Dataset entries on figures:

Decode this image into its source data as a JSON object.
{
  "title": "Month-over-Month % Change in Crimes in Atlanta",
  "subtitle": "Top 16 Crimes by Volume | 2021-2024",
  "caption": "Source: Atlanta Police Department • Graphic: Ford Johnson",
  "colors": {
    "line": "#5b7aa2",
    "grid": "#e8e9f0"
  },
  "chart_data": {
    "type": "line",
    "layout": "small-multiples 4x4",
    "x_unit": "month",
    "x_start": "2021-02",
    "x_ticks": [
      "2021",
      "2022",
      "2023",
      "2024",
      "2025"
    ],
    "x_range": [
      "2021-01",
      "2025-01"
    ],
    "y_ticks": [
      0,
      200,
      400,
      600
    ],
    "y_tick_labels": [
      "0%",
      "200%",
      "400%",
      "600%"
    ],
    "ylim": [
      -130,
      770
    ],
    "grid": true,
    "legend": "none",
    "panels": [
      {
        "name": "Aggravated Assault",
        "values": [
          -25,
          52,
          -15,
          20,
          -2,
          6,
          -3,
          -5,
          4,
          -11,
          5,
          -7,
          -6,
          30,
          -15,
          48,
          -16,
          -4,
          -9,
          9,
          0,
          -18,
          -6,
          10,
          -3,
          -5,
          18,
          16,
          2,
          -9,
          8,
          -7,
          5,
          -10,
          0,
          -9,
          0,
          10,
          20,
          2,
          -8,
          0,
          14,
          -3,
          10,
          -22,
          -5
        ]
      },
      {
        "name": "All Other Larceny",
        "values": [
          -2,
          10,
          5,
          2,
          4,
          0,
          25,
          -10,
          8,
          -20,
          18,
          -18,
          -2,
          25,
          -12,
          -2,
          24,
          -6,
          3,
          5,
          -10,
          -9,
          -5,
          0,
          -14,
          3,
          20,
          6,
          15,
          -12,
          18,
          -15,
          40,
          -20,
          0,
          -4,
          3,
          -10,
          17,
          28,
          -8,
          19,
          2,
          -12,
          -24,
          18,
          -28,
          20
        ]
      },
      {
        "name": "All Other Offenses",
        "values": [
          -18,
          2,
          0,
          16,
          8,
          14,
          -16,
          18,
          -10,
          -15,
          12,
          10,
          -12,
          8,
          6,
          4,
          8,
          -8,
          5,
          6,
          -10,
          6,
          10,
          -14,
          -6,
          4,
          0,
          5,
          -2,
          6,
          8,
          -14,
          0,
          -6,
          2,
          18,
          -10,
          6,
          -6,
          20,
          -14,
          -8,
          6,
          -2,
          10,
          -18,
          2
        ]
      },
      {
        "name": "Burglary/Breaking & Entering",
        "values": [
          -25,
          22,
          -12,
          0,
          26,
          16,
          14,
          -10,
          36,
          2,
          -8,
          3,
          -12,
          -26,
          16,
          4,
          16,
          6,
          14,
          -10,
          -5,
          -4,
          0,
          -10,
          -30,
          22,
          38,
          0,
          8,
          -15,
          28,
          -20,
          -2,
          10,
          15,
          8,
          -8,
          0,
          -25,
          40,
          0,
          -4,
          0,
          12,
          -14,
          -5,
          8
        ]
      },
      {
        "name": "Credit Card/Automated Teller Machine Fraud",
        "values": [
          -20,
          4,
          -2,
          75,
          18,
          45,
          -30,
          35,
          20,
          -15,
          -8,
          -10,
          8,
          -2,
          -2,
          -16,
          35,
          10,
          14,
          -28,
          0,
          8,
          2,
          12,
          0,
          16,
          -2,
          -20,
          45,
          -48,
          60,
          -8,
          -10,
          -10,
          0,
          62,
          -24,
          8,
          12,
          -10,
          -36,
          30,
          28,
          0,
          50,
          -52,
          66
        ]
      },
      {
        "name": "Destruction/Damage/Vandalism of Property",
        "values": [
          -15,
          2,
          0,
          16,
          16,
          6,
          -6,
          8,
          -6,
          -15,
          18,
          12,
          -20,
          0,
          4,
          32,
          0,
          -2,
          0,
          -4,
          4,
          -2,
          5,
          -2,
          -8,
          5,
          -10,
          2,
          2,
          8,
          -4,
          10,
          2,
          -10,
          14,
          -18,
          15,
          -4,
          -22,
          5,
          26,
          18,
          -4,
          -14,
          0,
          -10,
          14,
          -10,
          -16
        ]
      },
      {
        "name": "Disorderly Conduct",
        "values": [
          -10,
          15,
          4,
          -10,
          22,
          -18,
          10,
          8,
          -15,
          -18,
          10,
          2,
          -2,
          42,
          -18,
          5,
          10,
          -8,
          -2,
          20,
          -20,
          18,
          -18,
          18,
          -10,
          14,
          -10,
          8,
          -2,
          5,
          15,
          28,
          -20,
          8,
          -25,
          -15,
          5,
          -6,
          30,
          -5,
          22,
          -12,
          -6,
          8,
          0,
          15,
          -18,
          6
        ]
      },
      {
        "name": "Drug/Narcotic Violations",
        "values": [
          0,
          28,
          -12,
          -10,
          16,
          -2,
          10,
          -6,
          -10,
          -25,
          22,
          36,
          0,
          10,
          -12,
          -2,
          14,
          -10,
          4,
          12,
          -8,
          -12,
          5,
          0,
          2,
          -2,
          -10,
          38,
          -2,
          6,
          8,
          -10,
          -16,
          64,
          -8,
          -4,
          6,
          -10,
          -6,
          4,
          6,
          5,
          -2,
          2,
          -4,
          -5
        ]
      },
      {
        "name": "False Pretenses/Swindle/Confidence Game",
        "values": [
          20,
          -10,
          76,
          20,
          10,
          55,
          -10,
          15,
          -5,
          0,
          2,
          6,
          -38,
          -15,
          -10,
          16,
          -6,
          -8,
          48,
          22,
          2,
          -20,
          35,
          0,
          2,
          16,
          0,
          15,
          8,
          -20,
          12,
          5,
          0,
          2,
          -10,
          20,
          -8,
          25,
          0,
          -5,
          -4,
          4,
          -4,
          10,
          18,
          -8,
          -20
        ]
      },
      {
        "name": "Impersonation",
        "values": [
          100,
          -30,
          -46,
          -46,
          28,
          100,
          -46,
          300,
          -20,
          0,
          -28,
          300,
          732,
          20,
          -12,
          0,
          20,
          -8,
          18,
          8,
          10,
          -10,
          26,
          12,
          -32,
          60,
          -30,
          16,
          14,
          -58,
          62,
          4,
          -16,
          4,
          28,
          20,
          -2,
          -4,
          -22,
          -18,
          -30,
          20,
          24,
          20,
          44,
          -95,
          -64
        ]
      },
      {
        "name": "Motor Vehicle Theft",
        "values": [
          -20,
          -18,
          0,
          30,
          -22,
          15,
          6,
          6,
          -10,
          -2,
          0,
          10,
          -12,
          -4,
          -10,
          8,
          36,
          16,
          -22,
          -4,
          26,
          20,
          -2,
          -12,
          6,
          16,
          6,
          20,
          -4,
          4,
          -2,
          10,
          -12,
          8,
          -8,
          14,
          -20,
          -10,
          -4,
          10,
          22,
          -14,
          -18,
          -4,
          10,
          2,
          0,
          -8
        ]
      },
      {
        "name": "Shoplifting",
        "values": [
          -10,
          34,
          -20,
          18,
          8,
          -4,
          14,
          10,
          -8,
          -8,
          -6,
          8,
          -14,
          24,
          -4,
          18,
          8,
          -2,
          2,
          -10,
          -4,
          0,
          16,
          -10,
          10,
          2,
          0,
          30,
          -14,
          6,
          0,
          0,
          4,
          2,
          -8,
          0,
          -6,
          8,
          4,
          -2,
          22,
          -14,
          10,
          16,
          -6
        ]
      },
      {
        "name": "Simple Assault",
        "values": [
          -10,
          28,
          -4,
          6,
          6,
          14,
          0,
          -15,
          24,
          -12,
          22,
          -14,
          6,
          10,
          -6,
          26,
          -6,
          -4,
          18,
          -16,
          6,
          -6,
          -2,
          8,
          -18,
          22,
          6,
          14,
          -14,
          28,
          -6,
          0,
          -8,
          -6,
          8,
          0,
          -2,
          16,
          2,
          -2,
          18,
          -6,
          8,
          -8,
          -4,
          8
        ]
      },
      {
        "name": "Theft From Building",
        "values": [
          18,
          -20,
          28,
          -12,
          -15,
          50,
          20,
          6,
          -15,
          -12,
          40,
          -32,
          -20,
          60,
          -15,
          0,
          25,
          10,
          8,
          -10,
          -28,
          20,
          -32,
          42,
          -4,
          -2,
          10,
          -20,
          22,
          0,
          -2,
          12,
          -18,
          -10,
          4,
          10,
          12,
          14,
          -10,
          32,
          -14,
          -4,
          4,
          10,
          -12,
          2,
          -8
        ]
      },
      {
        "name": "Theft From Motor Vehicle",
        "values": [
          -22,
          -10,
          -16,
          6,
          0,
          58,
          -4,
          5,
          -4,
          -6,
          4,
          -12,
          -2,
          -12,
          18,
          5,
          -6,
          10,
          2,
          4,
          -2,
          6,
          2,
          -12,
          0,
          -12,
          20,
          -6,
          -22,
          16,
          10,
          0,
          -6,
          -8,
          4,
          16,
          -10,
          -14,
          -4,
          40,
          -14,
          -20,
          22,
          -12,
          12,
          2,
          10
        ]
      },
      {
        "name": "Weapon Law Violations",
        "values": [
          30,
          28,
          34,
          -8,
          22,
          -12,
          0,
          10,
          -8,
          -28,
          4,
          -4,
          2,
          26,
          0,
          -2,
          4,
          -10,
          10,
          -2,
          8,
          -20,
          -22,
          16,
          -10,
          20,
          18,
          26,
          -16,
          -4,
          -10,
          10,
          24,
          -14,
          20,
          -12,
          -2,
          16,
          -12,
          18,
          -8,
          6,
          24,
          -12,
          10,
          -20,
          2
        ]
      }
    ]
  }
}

» **WHAT IS EXPECTED**
Across the preceding material, how many lines contain the word "Atlanta"? State the number alone.

» **THE ANSWER**
2